Information shown
╭──

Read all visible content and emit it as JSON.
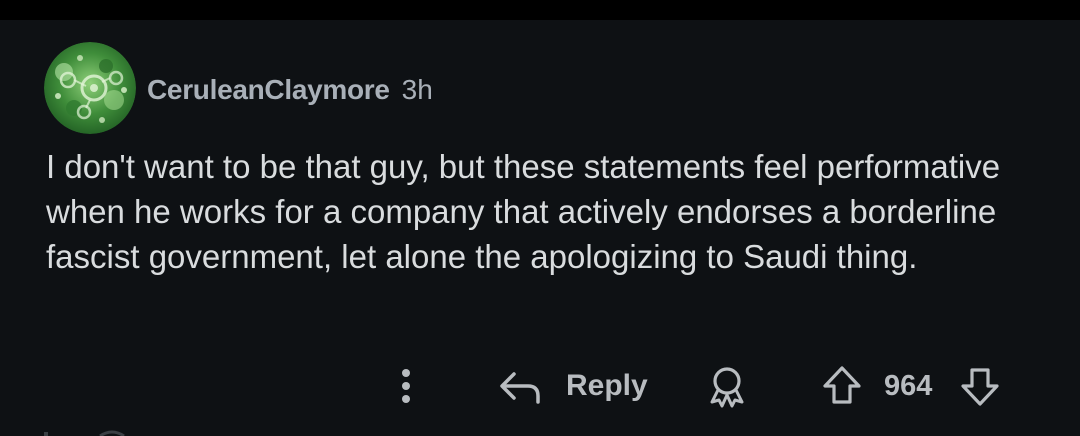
{
  "comment": {
    "author": "CeruleanClaymore",
    "age": "3h",
    "body": "I don't want to be that guy, but these statements feel performative when he works for a company that actively endorses a borderline fascist government, let alone the apologizing to Saudi thing."
  },
  "actions": {
    "more_icon": "more-vertical-icon",
    "reply_icon": "reply-arrow-icon",
    "reply_label": "Reply",
    "award_icon": "award-icon",
    "upvote_icon": "upvote-arrow-icon",
    "score": "964",
    "downvote_icon": "downvote-arrow-icon"
  },
  "colors": {
    "background": "#0e1114",
    "text": "#d9dcde",
    "meta": "#a9b0b8",
    "action": "#b8bcc0"
  }
}
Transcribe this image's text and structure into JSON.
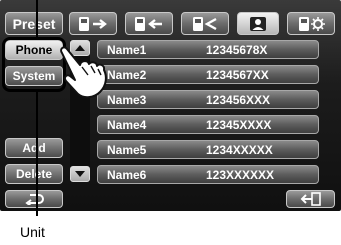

╰──

What to work on
Make an exact copy of the listing above. Do not include the pictures.

Reply to the exercise
Read all visible content and emit it as JSON.
{
  "comment": {
    "author": "CeruleanClaymore",
    "age": "3h",
    "body": "I don't want to be that guy, but these statements feel performative when he works for a company that actively endorses a borderline fascist government, let alone the apologizing to Saudi thing."
  },
  "actions": {
    "more_icon": "more-vertical-icon",
    "reply_icon": "reply-arrow-icon",
    "reply_label": "Reply",
    "award_icon": "award-icon",
    "upvote_icon": "upvote-arrow-icon",
    "score": "964",
    "downvote_icon": "downvote-arrow-icon"
  },
  "colors": {
    "background": "#0e1114",
    "text": "#d9dcde",
    "meta": "#a9b0b8",
    "action": "#b8bcc0"
  }
}
Transcribe this image's text and structure into JSON.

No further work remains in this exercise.